═════ Source data ═════

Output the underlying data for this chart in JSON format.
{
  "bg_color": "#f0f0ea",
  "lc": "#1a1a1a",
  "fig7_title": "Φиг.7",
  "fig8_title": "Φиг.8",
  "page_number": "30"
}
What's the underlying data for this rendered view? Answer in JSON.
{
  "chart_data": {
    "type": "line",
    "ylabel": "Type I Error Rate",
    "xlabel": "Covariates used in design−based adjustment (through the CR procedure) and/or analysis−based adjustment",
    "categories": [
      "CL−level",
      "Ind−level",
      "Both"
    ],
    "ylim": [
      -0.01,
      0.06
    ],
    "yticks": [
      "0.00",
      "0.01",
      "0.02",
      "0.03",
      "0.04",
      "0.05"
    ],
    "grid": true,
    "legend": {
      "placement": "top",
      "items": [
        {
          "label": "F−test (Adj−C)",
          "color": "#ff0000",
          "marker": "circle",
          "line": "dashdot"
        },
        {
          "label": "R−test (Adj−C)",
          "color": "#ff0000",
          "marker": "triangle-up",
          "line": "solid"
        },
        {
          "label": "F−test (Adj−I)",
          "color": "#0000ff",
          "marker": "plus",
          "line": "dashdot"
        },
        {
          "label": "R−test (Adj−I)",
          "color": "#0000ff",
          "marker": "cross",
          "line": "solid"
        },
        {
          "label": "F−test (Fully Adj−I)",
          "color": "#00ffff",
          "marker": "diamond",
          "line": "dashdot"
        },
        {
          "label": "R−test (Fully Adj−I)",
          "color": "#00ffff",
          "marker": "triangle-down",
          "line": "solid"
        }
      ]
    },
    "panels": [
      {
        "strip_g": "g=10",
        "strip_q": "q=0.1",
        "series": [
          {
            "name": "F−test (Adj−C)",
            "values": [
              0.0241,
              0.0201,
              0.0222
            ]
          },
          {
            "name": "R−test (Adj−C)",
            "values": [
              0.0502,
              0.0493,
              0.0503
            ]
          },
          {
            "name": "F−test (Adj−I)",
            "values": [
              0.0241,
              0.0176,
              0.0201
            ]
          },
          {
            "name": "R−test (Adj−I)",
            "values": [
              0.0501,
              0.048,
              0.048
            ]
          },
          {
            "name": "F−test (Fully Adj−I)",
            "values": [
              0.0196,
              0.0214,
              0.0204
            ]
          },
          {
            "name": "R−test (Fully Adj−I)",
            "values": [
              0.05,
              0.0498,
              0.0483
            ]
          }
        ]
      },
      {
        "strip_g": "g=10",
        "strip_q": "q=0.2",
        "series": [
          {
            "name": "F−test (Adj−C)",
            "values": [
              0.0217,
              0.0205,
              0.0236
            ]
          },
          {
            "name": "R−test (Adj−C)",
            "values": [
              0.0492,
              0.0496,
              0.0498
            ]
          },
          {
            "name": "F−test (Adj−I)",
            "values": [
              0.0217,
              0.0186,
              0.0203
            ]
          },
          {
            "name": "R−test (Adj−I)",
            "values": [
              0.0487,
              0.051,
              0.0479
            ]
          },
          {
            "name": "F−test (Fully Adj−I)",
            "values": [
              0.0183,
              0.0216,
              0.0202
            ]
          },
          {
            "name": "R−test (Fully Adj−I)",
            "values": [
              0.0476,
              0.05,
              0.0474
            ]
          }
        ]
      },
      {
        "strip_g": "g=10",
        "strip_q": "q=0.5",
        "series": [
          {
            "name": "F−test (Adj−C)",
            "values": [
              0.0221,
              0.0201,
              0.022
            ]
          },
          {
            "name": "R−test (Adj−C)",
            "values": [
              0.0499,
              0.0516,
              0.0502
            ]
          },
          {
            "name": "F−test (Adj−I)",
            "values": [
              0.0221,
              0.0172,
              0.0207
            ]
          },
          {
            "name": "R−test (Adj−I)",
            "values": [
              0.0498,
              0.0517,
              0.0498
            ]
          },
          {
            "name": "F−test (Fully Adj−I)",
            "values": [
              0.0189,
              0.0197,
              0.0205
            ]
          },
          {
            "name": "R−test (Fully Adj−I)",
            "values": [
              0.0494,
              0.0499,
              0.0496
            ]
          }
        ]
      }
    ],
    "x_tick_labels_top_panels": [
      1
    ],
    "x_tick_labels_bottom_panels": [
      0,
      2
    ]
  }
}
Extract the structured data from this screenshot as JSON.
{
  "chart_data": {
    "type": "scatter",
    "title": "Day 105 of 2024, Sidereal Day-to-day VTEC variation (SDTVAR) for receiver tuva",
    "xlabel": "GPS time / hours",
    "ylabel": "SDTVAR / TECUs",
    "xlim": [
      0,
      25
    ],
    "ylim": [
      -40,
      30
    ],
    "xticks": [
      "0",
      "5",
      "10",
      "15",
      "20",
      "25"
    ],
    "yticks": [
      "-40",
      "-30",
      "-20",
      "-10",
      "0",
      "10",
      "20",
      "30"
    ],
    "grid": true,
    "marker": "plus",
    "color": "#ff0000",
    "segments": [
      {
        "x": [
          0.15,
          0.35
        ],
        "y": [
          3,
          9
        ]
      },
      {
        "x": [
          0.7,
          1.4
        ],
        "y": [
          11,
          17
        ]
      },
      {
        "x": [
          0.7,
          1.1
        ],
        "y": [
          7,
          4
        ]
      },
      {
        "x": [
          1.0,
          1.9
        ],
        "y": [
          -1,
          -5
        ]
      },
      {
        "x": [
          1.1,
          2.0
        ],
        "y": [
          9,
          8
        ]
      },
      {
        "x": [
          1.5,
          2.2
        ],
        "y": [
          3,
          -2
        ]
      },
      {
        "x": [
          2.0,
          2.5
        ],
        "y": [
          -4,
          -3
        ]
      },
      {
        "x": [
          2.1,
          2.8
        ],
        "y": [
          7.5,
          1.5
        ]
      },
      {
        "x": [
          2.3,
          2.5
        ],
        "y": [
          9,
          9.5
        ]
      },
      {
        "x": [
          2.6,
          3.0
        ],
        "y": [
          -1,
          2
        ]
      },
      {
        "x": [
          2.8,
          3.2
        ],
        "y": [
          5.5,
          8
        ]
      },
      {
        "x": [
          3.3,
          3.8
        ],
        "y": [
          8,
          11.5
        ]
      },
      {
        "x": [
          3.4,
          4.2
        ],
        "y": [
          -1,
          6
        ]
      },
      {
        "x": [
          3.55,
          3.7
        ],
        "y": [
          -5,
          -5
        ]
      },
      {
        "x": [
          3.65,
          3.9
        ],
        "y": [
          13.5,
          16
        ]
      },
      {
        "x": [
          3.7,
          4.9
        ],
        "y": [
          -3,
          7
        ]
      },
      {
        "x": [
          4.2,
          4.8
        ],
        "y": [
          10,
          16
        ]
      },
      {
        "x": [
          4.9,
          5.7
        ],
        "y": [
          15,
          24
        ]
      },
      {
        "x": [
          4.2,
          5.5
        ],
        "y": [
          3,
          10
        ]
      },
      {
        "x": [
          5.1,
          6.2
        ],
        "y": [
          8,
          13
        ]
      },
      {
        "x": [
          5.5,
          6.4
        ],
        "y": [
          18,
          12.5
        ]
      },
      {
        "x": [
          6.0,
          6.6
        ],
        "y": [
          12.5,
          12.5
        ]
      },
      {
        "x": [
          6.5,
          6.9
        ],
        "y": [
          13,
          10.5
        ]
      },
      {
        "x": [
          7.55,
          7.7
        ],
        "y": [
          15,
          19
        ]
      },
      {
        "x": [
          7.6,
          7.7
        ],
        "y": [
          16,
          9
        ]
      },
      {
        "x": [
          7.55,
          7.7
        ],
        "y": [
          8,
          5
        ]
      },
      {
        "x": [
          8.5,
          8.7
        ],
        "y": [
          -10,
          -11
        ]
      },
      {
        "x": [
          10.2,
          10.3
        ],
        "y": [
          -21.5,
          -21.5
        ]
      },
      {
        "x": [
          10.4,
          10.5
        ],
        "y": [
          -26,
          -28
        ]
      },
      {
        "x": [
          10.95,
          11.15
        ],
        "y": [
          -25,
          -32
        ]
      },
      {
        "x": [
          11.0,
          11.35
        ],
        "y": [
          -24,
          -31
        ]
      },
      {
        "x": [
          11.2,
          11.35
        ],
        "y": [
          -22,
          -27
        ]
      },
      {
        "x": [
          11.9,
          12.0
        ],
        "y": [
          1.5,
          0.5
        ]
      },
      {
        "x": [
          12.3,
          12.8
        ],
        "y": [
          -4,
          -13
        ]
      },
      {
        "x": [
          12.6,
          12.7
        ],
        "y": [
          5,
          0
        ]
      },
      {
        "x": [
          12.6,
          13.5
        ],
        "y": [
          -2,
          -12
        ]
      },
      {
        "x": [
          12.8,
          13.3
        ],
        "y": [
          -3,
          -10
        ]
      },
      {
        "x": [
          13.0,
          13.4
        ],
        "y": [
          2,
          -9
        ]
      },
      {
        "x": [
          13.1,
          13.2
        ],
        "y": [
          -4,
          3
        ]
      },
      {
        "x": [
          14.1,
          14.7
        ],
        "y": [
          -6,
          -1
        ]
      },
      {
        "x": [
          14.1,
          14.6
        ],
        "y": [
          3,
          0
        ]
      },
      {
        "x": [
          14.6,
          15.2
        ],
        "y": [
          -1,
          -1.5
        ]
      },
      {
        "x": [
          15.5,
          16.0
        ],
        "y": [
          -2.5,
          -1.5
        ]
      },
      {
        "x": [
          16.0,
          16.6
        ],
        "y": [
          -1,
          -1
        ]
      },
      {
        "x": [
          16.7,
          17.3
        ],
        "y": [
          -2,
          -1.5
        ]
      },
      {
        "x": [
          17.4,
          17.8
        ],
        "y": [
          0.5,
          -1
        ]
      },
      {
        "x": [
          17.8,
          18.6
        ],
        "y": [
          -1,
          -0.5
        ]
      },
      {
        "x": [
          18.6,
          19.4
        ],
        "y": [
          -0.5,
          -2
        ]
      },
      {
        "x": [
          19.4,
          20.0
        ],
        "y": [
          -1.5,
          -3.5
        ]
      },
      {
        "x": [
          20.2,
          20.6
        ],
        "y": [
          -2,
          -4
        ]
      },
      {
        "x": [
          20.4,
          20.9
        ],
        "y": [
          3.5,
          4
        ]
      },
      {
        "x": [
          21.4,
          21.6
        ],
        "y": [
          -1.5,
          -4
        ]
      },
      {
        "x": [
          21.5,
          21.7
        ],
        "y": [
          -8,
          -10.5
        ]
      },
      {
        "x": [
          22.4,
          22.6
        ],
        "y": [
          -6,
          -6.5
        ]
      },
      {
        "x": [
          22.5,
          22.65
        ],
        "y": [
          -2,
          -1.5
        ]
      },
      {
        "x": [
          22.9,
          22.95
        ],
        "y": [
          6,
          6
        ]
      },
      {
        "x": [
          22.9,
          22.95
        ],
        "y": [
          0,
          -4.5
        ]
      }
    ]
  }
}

═════

[Challenge]
Show the lines where the word "xlabel" appears in the entries.

[Expected output]
    "xlabel": "Covariates used in design−based adjustment (through the CR procedure) and/or analysis−based adjustment",
    "xlabel": "GPS time / hours",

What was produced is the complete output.